> _THE EXERCISE_
Return all lines that include the string "only".

> _INPUT MATERIAL_
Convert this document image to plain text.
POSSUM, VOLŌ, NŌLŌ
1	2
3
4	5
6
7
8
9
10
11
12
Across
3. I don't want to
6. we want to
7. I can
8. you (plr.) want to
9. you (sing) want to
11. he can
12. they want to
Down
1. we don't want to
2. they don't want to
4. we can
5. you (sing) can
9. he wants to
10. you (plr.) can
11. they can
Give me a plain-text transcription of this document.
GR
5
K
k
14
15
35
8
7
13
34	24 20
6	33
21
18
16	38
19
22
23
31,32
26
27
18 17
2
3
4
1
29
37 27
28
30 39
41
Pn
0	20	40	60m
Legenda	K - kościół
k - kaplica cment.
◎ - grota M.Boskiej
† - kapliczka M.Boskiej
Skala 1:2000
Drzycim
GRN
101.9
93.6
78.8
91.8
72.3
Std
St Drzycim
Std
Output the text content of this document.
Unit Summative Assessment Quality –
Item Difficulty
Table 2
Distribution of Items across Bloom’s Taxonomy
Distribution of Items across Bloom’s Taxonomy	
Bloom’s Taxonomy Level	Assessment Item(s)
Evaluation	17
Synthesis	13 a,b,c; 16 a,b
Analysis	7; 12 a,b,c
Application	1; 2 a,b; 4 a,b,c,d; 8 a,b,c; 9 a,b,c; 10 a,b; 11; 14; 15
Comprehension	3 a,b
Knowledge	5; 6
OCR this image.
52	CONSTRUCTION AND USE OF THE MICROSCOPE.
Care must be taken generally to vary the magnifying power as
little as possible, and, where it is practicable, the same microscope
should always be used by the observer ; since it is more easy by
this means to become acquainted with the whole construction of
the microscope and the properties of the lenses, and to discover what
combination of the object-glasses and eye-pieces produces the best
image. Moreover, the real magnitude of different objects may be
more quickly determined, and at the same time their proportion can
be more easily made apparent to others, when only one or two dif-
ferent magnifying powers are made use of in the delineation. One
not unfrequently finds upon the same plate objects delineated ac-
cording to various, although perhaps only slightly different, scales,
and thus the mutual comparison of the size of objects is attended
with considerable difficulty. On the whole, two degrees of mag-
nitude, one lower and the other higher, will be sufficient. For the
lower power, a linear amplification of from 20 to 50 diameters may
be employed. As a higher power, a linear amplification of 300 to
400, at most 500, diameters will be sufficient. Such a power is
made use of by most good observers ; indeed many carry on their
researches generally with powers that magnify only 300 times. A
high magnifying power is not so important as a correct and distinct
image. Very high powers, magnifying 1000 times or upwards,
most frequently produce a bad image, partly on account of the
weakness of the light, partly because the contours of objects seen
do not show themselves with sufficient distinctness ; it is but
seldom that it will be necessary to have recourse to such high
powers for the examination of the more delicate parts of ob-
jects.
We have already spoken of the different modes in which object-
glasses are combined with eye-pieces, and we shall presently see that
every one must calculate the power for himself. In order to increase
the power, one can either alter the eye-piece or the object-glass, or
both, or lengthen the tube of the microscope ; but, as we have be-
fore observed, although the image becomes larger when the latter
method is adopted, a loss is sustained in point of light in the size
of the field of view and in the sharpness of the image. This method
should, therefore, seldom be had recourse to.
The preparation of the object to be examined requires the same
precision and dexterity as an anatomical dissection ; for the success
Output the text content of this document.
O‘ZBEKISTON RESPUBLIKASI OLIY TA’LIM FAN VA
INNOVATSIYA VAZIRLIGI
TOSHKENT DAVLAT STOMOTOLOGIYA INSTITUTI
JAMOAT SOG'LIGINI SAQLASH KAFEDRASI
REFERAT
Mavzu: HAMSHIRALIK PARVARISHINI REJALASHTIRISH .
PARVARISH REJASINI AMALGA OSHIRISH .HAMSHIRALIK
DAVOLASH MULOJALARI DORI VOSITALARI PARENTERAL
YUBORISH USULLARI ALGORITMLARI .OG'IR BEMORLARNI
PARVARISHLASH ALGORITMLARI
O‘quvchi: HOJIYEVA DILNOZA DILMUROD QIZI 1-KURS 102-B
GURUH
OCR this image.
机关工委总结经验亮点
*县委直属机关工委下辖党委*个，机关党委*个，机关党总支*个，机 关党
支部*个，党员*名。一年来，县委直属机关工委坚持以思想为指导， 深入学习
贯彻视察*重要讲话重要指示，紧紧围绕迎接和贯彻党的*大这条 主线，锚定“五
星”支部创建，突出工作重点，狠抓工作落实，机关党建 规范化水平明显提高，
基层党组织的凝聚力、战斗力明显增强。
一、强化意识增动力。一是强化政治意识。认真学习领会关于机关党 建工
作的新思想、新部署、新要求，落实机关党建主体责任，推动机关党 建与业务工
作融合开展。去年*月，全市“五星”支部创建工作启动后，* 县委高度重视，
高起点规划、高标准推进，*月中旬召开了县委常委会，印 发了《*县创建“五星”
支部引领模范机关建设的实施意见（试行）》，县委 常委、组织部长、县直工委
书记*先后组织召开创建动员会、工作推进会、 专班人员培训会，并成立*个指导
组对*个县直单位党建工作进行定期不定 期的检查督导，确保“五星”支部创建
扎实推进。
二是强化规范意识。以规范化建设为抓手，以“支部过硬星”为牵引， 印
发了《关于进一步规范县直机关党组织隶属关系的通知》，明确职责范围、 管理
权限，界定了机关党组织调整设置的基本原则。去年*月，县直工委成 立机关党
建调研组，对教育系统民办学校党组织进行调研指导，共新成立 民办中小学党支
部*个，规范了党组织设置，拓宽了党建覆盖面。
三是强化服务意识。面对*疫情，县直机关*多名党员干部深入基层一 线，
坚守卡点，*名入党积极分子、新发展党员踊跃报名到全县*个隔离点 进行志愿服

> _RESPONSE TO THE EXERCISE_
be more easily made apparent to others, when only one or two dif-
cording to various, although perhaps only slightly different, scales,
researches generally with powers that magnify only 300 times. A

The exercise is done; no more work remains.